JOB => Which lines include the word "this"? Copy each of them.

DATASET CONTENT =>

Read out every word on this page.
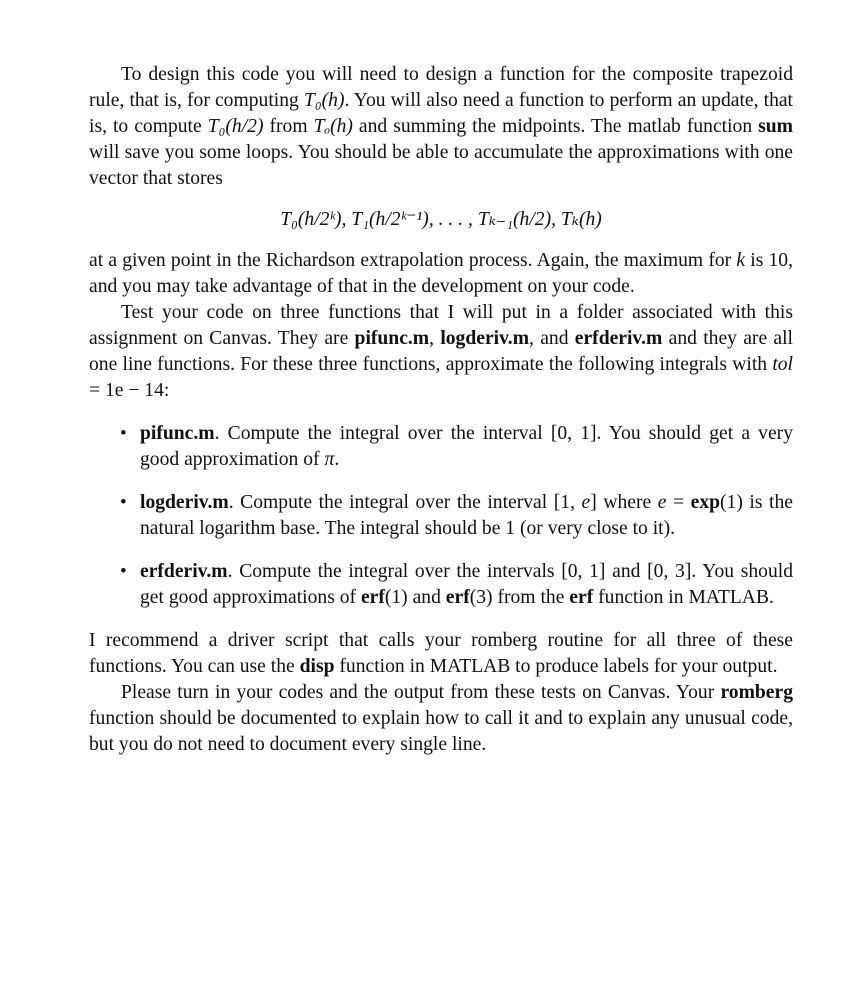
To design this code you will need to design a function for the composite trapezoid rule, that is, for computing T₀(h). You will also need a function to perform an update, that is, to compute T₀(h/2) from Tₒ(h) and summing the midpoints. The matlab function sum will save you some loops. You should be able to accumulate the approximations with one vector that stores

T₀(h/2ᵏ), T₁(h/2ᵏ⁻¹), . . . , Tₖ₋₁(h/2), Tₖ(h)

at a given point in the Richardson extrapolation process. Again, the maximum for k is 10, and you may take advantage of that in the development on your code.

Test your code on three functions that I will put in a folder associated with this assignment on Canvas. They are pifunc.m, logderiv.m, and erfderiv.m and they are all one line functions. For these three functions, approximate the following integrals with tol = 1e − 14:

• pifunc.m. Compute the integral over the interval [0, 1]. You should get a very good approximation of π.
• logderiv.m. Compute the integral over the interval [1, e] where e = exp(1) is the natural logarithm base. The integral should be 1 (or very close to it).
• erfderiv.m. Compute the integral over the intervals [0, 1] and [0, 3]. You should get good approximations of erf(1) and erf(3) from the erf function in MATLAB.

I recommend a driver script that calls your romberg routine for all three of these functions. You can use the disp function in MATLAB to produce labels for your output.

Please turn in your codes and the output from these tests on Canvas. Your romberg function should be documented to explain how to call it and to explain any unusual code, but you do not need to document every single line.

--

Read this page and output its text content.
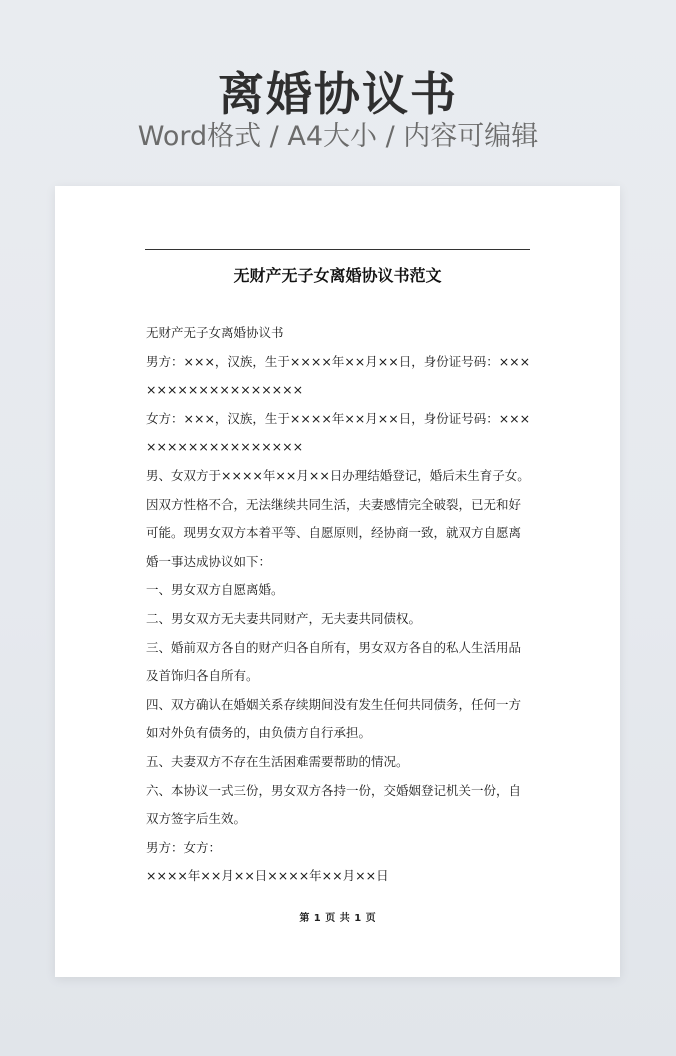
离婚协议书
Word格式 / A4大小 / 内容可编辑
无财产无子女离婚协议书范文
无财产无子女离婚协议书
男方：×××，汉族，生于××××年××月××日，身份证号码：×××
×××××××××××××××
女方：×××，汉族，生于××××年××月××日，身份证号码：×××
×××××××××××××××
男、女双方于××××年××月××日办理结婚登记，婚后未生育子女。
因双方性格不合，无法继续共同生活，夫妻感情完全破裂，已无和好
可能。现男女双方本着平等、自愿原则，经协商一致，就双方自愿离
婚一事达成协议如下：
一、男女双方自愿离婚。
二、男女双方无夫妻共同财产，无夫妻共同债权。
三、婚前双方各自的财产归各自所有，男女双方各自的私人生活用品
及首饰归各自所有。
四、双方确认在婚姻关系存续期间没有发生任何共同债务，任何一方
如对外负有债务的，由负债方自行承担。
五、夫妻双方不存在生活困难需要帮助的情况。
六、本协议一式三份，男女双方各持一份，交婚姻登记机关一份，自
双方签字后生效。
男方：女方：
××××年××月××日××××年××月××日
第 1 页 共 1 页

EXPECTED OUTPUT =>
Read out every word on this page.
To design this code you will need to design a function for the composite trapezoid rule, that is, for computing T₀(h). You will also need a function to perform an update, that is, to compute T₀(h/2) from Tₒ(h) and summing the midpoints. The matlab function sum will save you some loops. You should be able to accumulate the approximations with one vector that stores
Test your code on three functions that I will put in a folder associated with this assignment on Canvas. They are pifunc.m, logderiv.m, and erfderiv.m and they are all one line functions. For these three functions, approximate the following integrals with tol = 1e − 14:
Read this page and output its text content.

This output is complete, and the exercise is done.